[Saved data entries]
□ □ □ □

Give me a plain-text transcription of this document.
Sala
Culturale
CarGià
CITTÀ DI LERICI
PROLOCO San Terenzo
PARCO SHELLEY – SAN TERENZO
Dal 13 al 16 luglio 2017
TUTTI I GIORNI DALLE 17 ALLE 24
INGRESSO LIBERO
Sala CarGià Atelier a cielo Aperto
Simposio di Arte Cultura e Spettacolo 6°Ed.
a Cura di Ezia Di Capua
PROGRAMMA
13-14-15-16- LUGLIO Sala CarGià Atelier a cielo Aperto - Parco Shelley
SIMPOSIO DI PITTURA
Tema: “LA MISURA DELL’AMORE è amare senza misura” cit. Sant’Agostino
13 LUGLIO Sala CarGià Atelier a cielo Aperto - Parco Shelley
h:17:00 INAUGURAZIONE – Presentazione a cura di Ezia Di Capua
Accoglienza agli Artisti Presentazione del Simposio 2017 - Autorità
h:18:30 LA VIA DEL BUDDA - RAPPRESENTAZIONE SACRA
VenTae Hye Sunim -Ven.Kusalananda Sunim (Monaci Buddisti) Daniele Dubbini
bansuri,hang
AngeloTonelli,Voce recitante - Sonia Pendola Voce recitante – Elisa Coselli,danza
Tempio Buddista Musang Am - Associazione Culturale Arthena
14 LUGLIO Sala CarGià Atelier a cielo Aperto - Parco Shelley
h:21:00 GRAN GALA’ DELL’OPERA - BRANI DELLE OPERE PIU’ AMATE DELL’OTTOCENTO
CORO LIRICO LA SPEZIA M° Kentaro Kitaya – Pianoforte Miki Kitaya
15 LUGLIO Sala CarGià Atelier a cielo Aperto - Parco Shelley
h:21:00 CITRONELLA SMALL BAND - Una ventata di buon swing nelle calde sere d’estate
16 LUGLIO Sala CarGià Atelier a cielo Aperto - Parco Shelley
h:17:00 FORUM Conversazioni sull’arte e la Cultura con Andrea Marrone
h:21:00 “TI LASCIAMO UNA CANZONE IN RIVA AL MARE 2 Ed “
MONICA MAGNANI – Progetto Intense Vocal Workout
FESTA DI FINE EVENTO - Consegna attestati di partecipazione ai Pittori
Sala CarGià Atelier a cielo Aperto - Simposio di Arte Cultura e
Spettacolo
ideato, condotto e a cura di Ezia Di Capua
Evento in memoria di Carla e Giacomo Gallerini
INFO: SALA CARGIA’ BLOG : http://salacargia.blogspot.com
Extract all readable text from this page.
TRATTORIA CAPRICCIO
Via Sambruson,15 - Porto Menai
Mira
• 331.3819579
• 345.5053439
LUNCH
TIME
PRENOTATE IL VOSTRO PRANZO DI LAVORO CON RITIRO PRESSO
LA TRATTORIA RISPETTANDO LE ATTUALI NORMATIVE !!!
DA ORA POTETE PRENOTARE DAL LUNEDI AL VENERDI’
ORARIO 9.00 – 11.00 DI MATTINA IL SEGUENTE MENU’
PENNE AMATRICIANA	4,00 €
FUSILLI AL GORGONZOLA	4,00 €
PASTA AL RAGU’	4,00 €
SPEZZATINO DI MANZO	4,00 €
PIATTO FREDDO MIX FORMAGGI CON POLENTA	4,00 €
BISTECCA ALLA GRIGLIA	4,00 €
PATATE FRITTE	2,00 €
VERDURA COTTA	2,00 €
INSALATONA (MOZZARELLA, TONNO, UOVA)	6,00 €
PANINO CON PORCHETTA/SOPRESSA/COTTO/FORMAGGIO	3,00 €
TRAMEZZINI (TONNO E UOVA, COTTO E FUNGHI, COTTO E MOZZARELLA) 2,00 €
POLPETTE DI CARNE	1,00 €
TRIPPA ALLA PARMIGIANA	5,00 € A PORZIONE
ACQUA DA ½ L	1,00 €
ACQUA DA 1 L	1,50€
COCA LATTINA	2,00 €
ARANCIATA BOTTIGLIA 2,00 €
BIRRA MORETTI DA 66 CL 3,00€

□ □ □ □

Reproduce exactly the line that holds "Extract all readable text from this page.", then every line after it, ending with the final line of the records above.

Extract all readable text from this page.
TRATTORIA CAPRICCIO
Via Sambruson,15 - Porto Menai
Mira
• 331.3819579
• 345.5053439
LUNCH
TIME
PRENOTATE IL VOSTRO PRANZO DI LAVORO CON RITIRO PRESSO
LA TRATTORIA RISPETTANDO LE ATTUALI NORMATIVE !!!
DA ORA POTETE PRENOTARE DAL LUNEDI AL VENERDI’
ORARIO 9.00 – 11.00 DI MATTINA IL SEGUENTE MENU’
PENNE AMATRICIANA	4,00 €
FUSILLI AL GORGONZOLA	4,00 €
PASTA AL RAGU’	4,00 €
SPEZZATINO DI MANZO	4,00 €
PIATTO FREDDO MIX FORMAGGI CON POLENTA	4,00 €
BISTECCA ALLA GRIGLIA	4,00 €
PATATE FRITTE	2,00 €
VERDURA COTTA	2,00 €
INSALATONA (MOZZARELLA, TONNO, UOVA)	6,00 €
PANINO CON PORCHETTA/SOPRESSA/COTTO/FORMAGGIO	3,00 €
TRAMEZZINI (TONNO E UOVA, COTTO E FUNGHI, COTTO E MOZZARELLA) 2,00 €
POLPETTE DI CARNE	1,00 €
TRIPPA ALLA PARMIGIANA	5,00 € A PORZIONE
ACQUA DA ½ L	1,00 €
ACQUA DA 1 L	1,50€
COCA LATTINA	2,00 €
ARANCIATA BOTTIGLIA 2,00 €
BIRRA MORETTI DA 66 CL 3,00€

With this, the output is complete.